→ WRITTEN PROBLEM
Wherever the string "para" appears, copy the whole line.

(Items from a figure collection)
####################
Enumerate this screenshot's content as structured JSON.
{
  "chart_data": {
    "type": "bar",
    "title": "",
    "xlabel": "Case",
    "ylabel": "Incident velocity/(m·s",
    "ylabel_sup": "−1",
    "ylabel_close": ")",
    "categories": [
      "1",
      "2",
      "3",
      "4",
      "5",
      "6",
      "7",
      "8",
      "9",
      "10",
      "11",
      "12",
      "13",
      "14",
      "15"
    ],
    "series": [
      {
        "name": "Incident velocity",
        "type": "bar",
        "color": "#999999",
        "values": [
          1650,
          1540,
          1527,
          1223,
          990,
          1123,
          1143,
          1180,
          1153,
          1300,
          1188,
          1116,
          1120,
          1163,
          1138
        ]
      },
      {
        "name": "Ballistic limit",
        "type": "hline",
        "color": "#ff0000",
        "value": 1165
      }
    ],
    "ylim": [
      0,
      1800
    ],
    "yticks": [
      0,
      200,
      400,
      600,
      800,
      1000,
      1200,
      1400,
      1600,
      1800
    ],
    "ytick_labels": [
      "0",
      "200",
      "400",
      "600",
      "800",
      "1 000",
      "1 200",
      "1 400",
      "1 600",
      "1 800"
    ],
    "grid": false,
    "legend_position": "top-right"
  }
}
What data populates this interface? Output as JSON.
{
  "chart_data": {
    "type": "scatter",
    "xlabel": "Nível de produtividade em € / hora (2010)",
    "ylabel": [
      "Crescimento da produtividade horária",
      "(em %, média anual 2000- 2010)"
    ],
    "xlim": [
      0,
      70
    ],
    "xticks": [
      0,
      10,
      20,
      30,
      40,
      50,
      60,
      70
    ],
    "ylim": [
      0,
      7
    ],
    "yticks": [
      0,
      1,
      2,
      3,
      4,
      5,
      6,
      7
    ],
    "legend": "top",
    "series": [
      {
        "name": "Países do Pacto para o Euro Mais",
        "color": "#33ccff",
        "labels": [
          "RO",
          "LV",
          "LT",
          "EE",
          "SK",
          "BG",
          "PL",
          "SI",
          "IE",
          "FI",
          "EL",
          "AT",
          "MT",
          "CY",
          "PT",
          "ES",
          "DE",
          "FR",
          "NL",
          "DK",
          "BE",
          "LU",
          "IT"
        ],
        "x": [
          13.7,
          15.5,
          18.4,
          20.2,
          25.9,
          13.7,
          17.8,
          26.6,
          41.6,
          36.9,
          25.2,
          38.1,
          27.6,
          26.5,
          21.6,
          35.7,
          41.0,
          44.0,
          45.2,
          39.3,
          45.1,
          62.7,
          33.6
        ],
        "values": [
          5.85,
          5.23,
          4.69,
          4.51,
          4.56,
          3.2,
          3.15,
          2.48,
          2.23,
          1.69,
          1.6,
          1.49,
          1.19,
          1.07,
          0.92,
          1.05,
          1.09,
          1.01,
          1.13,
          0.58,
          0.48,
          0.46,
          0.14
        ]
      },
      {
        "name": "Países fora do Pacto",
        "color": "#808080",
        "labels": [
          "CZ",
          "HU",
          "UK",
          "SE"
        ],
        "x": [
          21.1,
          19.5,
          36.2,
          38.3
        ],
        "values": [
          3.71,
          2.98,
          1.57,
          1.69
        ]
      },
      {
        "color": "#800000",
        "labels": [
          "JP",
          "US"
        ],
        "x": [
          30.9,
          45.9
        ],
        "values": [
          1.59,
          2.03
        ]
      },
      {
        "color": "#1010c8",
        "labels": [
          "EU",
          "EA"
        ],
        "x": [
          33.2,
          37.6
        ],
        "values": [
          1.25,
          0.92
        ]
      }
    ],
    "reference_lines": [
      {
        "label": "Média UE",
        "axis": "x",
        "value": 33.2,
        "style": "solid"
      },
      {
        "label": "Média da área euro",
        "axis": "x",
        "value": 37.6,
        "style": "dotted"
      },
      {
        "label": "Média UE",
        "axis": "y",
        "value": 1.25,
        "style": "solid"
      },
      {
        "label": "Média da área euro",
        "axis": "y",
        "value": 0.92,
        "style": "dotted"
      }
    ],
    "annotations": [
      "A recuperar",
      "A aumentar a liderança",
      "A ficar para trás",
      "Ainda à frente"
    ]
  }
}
####################
→ CORRECT RESULT
        "name": "Países do Pacto para o Euro Mais",
      "A ficar para trás",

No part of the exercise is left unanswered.